(Structured figure records)
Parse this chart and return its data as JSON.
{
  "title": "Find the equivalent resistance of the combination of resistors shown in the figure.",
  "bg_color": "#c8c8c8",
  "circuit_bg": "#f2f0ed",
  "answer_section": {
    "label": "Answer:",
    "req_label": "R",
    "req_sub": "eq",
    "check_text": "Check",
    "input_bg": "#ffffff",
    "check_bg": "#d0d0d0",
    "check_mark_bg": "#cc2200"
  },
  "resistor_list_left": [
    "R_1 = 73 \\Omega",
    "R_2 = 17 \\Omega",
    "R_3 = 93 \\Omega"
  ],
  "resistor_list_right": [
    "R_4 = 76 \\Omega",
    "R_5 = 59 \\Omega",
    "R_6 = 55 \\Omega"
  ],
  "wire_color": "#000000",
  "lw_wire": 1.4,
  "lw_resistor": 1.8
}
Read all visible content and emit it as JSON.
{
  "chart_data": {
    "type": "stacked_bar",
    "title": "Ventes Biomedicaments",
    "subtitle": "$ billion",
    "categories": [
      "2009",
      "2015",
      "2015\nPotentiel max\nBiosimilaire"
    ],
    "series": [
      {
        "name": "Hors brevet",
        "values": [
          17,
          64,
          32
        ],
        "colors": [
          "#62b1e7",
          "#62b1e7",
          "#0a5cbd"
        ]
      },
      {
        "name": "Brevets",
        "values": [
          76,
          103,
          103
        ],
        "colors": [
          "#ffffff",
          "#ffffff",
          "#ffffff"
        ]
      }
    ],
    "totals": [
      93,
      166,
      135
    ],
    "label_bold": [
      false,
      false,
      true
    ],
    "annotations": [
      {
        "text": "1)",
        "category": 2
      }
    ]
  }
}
--
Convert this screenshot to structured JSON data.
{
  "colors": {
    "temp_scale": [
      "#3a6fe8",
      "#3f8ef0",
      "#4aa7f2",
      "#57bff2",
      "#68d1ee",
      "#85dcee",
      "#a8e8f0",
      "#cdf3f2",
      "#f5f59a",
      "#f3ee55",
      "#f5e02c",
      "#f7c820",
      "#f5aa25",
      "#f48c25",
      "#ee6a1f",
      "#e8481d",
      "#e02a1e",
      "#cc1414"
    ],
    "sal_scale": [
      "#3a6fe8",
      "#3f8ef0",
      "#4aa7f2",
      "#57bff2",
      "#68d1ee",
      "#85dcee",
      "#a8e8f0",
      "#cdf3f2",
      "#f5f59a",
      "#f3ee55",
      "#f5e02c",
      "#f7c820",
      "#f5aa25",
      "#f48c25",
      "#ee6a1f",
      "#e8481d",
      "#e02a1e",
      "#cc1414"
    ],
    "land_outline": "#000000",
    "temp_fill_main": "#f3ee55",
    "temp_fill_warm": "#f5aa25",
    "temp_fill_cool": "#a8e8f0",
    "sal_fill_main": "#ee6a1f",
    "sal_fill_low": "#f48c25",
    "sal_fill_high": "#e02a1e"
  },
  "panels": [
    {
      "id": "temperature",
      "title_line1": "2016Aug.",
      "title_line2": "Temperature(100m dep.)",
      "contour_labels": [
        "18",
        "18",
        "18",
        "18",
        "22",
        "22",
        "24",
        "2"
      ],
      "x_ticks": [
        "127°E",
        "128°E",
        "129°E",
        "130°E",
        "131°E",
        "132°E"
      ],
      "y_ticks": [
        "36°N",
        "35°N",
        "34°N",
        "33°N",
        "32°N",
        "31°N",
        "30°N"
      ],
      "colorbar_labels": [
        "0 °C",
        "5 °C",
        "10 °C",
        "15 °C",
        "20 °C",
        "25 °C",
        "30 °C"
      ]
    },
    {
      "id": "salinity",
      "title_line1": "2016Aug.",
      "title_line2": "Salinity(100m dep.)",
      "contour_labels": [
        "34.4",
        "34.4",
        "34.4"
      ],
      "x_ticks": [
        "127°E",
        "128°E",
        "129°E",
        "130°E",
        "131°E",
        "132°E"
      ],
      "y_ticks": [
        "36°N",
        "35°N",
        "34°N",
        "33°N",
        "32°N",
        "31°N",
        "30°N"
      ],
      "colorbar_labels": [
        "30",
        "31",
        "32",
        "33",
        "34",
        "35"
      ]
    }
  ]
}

-- Work required --
Copy each line of the listing that contains the string "Omega".

-- Result --
    "R_1 = 73 \\Omega",
    "R_2 = 17 \\Omega",
    "R_3 = 93 \\Omega"
    "R_4 = 76 \\Omega",
    "R_5 = 59 \\Omega",
    "R_6 = 55 \\Omega"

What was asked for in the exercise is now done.